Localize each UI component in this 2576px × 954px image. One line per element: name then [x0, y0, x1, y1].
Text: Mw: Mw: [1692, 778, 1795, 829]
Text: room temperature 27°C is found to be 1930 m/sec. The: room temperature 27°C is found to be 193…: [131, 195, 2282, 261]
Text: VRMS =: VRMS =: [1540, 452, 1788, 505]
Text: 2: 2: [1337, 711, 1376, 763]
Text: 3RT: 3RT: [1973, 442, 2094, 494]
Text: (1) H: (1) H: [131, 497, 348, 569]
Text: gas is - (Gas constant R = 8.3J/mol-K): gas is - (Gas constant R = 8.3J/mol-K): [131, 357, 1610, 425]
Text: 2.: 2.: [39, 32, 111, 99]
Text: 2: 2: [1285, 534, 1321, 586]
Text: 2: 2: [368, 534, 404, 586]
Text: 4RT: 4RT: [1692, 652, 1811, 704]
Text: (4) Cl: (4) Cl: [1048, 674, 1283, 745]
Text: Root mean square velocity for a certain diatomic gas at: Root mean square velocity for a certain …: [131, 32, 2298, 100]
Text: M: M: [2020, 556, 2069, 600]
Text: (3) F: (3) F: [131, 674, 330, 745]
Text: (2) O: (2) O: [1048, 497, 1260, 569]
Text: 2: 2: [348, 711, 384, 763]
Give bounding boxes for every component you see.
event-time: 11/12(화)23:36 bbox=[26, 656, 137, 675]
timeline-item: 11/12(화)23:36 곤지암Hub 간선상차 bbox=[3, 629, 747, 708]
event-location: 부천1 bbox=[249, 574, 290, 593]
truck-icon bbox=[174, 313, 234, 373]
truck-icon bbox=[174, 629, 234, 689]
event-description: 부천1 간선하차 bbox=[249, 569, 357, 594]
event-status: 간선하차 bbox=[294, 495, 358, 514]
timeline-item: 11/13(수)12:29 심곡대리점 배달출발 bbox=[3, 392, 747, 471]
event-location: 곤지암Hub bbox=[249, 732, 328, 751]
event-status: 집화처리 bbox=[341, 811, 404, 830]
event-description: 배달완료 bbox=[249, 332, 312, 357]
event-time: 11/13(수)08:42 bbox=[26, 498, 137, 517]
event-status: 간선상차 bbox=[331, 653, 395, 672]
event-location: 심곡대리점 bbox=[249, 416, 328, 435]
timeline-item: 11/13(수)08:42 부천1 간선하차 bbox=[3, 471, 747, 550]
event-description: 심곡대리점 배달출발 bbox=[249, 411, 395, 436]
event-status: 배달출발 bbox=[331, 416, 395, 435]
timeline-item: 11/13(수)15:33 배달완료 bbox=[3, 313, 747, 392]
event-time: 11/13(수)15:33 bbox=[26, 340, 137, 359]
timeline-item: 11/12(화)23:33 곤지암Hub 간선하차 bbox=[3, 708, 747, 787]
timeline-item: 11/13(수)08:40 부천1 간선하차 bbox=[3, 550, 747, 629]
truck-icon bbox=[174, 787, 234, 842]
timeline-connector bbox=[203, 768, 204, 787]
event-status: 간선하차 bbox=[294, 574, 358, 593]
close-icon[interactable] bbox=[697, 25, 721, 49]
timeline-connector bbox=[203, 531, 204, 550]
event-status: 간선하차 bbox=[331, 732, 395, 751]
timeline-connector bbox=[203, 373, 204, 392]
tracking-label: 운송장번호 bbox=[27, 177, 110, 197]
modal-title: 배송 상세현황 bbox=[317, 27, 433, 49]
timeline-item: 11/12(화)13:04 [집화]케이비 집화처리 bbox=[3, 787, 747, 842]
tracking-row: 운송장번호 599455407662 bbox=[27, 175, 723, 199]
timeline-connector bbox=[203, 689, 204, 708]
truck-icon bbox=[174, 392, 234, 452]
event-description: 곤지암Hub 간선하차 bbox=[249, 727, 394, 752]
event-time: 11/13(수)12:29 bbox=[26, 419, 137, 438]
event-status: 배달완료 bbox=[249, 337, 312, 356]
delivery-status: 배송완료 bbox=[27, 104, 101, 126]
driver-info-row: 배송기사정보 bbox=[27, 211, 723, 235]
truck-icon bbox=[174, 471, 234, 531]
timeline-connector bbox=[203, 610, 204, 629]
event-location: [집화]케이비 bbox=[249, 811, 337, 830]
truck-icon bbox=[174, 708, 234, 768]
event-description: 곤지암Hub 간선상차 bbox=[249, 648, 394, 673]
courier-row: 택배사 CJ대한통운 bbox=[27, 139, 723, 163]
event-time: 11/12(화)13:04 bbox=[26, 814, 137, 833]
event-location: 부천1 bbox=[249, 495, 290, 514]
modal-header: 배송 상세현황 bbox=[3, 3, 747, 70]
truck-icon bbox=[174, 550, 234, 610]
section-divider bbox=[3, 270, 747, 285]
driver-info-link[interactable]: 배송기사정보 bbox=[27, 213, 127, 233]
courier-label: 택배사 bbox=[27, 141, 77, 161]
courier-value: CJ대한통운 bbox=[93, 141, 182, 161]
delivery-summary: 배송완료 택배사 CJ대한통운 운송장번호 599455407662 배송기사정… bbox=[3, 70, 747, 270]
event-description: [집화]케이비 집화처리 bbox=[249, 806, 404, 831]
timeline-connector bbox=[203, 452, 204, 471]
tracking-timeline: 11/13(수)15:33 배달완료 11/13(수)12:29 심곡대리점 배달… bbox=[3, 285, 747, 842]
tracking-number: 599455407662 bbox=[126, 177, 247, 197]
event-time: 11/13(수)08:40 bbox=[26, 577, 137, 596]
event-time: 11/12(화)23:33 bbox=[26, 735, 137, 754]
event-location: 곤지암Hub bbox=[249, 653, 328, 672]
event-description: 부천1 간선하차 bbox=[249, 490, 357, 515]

******************************

*Stated goal*
Rewrite all the records above, changing every "truck-icon" to "vehicle-icon" and keeping everything else the same.

*Output of the exercise*
Localize each UI component in this 2576px × 954px image. One line per element: name then [x0, y0, x1, y1].
Text: Mw: Mw: [1692, 778, 1795, 829]
Text: room temperature 27°C is found to be 1930 m/sec. The: room temperature 27°C is found to be 193…: [131, 195, 2282, 261]
Text: VRMS =: VRMS =: [1540, 452, 1788, 505]
Text: 2: 2: [1337, 711, 1376, 763]
Text: 3RT: 3RT: [1973, 442, 2094, 494]
Text: (1) H: (1) H: [131, 497, 348, 569]
Text: gas is - (Gas constant R = 8.3J/mol-K): gas is - (Gas constant R = 8.3J/mol-K): [131, 357, 1610, 425]
Text: 2.: 2.: [39, 32, 111, 99]
Text: 2: 2: [1285, 534, 1321, 586]
Text: 2: 2: [368, 534, 404, 586]
Text: 4RT: 4RT: [1692, 652, 1811, 704]
Text: (4) Cl: (4) Cl: [1048, 674, 1283, 745]
Text: Root mean square velocity for a certain diatomic gas at: Root mean square velocity for a certain …: [131, 32, 2298, 100]
Text: M: M: [2020, 556, 2069, 600]
Text: (3) F: (3) F: [131, 674, 330, 745]
Text: (2) O: (2) O: [1048, 497, 1260, 569]
Text: 2: 2: [348, 711, 384, 763]
Give bounding boxes for every component you see.
event-time: 11/12(화)23:36 bbox=[26, 656, 137, 675]
timeline-item: 11/12(화)23:36 곤지암Hub 간선상차 bbox=[3, 629, 747, 708]
event-location: 부천1 bbox=[249, 574, 290, 593]
vehicle-icon bbox=[174, 313, 234, 373]
vehicle-icon bbox=[174, 629, 234, 689]
event-description: 부천1 간선하차 bbox=[249, 569, 357, 594]
event-status: 간선하차 bbox=[294, 495, 358, 514]
timeline-item: 11/13(수)12:29 심곡대리점 배달출발 bbox=[3, 392, 747, 471]
event-location: 곤지암Hub bbox=[249, 732, 328, 751]
event-status: 집화처리 bbox=[341, 811, 404, 830]
event-description: 배달완료 bbox=[249, 332, 312, 357]
event-time: 11/13(수)08:42 bbox=[26, 498, 137, 517]
event-status: 간선상차 bbox=[331, 653, 395, 672]
event-location: 심곡대리점 bbox=[249, 416, 328, 435]
timeline-item: 11/13(수)08:42 부천1 간선하차 bbox=[3, 471, 747, 550]
event-description: 심곡대리점 배달출발 bbox=[249, 411, 395, 436]
event-status: 배달출발 bbox=[331, 416, 395, 435]
timeline-item: 11/13(수)15:33 배달완료 bbox=[3, 313, 747, 392]
event-time: 11/13(수)15:33 bbox=[26, 340, 137, 359]
timeline-item: 11/12(화)23:33 곤지암Hub 간선하차 bbox=[3, 708, 747, 787]
timeline-item: 11/13(수)08:40 부천1 간선하차 bbox=[3, 550, 747, 629]
vehicle-icon bbox=[174, 787, 234, 842]
timeline-connector bbox=[203, 768, 204, 787]
event-status: 간선하차 bbox=[294, 574, 358, 593]
close-icon[interactable] bbox=[697, 25, 721, 49]
timeline-connector bbox=[203, 531, 204, 550]
event-status: 간선하차 bbox=[331, 732, 395, 751]
timeline-connector bbox=[203, 373, 204, 392]
tracking-label: 운송장번호 bbox=[27, 177, 110, 197]
modal-title: 배송 상세현황 bbox=[317, 27, 433, 49]
timeline-item: 11/12(화)13:04 [집화]케이비 집화처리 bbox=[3, 787, 747, 842]
tracking-row: 운송장번호 599455407662 bbox=[27, 175, 723, 199]
timeline-connector bbox=[203, 689, 204, 708]
vehicle-icon bbox=[174, 392, 234, 452]
event-description: 곤지암Hub 간선하차 bbox=[249, 727, 394, 752]
event-time: 11/13(수)12:29 bbox=[26, 419, 137, 438]
event-status: 배달완료 bbox=[249, 337, 312, 356]
delivery-status: 배송완료 bbox=[27, 104, 101, 126]
driver-info-row: 배송기사정보 bbox=[27, 211, 723, 235]
vehicle-icon bbox=[174, 471, 234, 531]
timeline-connector bbox=[203, 610, 204, 629]
event-location: [집화]케이비 bbox=[249, 811, 337, 830]
vehicle-icon bbox=[174, 708, 234, 768]
event-description: 곤지암Hub 간선상차 bbox=[249, 648, 394, 673]
courier-row: 택배사 CJ대한통운 bbox=[27, 139, 723, 163]
event-time: 11/12(화)13:04 bbox=[26, 814, 137, 833]
event-location: 부천1 bbox=[249, 495, 290, 514]
modal-header: 배송 상세현황 bbox=[3, 3, 747, 70]
vehicle-icon bbox=[174, 550, 234, 610]
section-divider bbox=[3, 270, 747, 285]
driver-info-link[interactable]: 배송기사정보 bbox=[27, 213, 127, 233]
courier-label: 택배사 bbox=[27, 141, 77, 161]
courier-value: CJ대한통운 bbox=[93, 141, 182, 161]
delivery-summary: 배송완료 택배사 CJ대한통운 운송장번호 599455407662 배송기사정… bbox=[3, 70, 747, 270]
event-description: [집화]케이비 집화처리 bbox=[249, 806, 404, 831]
timeline-connector bbox=[203, 452, 204, 471]
tracking-timeline: 11/13(수)15:33 배달완료 11/13(수)12:29 심곡대리점 배달… bbox=[3, 285, 747, 842]
tracking-number: 599455407662 bbox=[126, 177, 247, 197]
event-time: 11/13(수)08:40 bbox=[26, 577, 137, 596]
event-time: 11/12(화)23:33 bbox=[26, 735, 137, 754]
event-location: 곤지암Hub bbox=[249, 653, 328, 672]
event-description: 부천1 간선하차 bbox=[249, 490, 357, 515]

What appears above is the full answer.